Data provided:
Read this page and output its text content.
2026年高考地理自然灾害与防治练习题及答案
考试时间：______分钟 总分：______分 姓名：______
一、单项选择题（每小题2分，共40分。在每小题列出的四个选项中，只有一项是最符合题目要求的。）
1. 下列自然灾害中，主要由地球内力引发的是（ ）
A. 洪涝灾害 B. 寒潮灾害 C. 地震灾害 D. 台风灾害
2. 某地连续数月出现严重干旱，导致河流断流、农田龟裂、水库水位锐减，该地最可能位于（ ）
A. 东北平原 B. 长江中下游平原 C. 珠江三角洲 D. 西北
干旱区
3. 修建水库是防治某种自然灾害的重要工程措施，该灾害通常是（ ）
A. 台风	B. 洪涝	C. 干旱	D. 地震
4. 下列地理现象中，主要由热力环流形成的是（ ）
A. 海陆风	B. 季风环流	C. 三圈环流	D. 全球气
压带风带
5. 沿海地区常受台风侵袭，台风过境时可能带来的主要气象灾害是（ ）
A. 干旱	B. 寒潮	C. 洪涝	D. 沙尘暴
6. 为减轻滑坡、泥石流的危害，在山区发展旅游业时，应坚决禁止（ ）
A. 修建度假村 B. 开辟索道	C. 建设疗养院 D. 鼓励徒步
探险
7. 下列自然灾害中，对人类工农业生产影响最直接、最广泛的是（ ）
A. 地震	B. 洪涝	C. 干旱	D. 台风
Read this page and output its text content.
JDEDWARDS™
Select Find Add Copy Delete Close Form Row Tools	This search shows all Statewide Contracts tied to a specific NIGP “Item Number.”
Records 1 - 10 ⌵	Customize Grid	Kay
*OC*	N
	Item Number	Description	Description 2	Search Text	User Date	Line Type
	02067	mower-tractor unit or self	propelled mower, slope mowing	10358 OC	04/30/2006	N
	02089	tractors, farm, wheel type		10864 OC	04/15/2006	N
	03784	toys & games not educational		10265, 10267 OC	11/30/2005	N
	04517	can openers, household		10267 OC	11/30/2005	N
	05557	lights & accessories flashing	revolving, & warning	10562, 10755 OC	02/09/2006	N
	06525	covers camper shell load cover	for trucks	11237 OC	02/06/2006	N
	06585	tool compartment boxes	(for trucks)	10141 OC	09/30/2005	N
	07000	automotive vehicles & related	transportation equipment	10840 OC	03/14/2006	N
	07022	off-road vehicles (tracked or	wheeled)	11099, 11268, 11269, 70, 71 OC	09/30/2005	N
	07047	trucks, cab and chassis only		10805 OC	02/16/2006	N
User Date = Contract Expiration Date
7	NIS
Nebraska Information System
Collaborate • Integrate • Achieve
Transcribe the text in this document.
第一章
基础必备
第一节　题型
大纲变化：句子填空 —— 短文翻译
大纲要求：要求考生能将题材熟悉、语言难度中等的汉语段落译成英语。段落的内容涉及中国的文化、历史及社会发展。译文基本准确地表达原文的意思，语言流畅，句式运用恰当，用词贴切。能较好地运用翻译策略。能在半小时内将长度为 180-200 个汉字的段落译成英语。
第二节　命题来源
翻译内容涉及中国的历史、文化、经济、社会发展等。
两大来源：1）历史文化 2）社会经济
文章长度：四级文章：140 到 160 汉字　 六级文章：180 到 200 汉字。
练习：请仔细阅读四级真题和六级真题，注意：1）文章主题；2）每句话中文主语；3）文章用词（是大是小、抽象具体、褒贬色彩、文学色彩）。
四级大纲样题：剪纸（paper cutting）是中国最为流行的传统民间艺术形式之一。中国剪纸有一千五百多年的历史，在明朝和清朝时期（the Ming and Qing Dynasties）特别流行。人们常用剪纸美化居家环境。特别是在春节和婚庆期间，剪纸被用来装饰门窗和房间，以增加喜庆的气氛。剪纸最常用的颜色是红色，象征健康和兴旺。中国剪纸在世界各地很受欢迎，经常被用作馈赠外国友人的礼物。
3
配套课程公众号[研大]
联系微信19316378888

What the task asks: Nothing in the data may differ; print all of it exactly as written.

Result for this exercise:
Read this page and output its text content.
2026年高考地理自然灾害与防治练习题及答案
考试时间：______分钟 总分：______分 姓名：______
一、单项选择题（每小题2分，共40分。在每小题列出的四个选项中，只有一项是最符合题目要求的。）
1. 下列自然灾害中，主要由地球内力引发的是（ ）
A. 洪涝灾害 B. 寒潮灾害 C. 地震灾害 D. 台风灾害
2. 某地连续数月出现严重干旱，导致河流断流、农田龟裂、水库水位锐减，该地最可能位于（ ）
A. 东北平原 B. 长江中下游平原 C. 珠江三角洲 D. 西北
干旱区
3. 修建水库是防治某种自然灾害的重要工程措施，该灾害通常是（ ）
A. 台风	B. 洪涝	C. 干旱	D. 地震
4. 下列地理现象中，主要由热力环流形成的是（ ）
A. 海陆风	B. 季风环流	C. 三圈环流	D. 全球气
压带风带
5. 沿海地区常受台风侵袭，台风过境时可能带来的主要气象灾害是（ ）
A. 干旱	B. 寒潮	C. 洪涝	D. 沙尘暴
6. 为减轻滑坡、泥石流的危害，在山区发展旅游业时，应坚决禁止（ ）
A. 修建度假村 B. 开辟索道	C. 建设疗养院 D. 鼓励徒步
探险
7. 下列自然灾害中，对人类工农业生产影响最直接、最广泛的是（ ）
A. 地震	B. 洪涝	C. 干旱	D. 台风
Read this page and output its text content.
JDEDWARDS™
Select Find Add Copy Delete Close Form Row Tools	This search shows all Statewide Contracts tied to a specific NIGP “Item Number.”
Records 1 - 10 ⌵	Customize Grid	Kay
*OC*	N
	Item Number	Description	Description 2	Search Text	User Date	Line Type
	02067	mower-tractor unit or self	propelled mower, slope mowing	10358 OC	04/30/2006	N
	02089	tractors, farm, wheel type		10864 OC	04/15/2006	N
	03784	toys & games not educational		10265, 10267 OC	11/30/2005	N
	04517	can openers, household		10267 OC	11/30/2005	N
	05557	lights & accessories flashing	revolving, & warning	10562, 10755 OC	02/09/2006	N
	06525	covers camper shell load cover	for trucks	11237 OC	02/06/2006	N
	06585	tool compartment boxes	(for trucks)	10141 OC	09/30/2005	N
	07000	automotive vehicles & related	transportation equipment	10840 OC	03/14/2006	N
	07022	off-road vehicles (tracked or	wheeled)	11099, 11268, 11269, 70, 71 OC	09/30/2005	N
	07047	trucks, cab and chassis only		10805 OC	02/16/2006	N
User Date = Contract Expiration Date
7	NIS
Nebraska Information System
Collaborate • Integrate • Achieve
Transcribe the text in this document.
第一章
基础必备
第一节　题型
大纲变化：句子填空 —— 短文翻译
大纲要求：要求考生能将题材熟悉、语言难度中等的汉语段落译成英语。段落的内容涉及中国的文化、历史及社会发展。译文基本准确地表达原文的意思，语言流畅，句式运用恰当，用词贴切。能较好地运用翻译策略。能在半小时内将长度为 180-200 个汉字的段落译成英语。
第二节　命题来源
翻译内容涉及中国的历史、文化、经济、社会发展等。
两大来源：1）历史文化 2）社会经济
文章长度：四级文章：140 到 160 汉字　 六级文章：180 到 200 汉字。
练习：请仔细阅读四级真题和六级真题，注意：1）文章主题；2）每句话中文主语；3）文章用词（是大是小、抽象具体、褒贬色彩、文学色彩）。
四级大纲样题：剪纸（paper cutting）是中国最为流行的传统民间艺术形式之一。中国剪纸有一千五百多年的历史，在明朝和清朝时期（the Ming and Qing Dynasties）特别流行。人们常用剪纸美化居家环境。特别是在春节和婚庆期间，剪纸被用来装饰门窗和房间，以增加喜庆的气氛。剪纸最常用的颜色是红色，象征健康和兴旺。中国剪纸在世界各地很受欢迎，经常被用作馈赠外国友人的礼物。
3
配套课程公众号[研大]
联系微信19316378888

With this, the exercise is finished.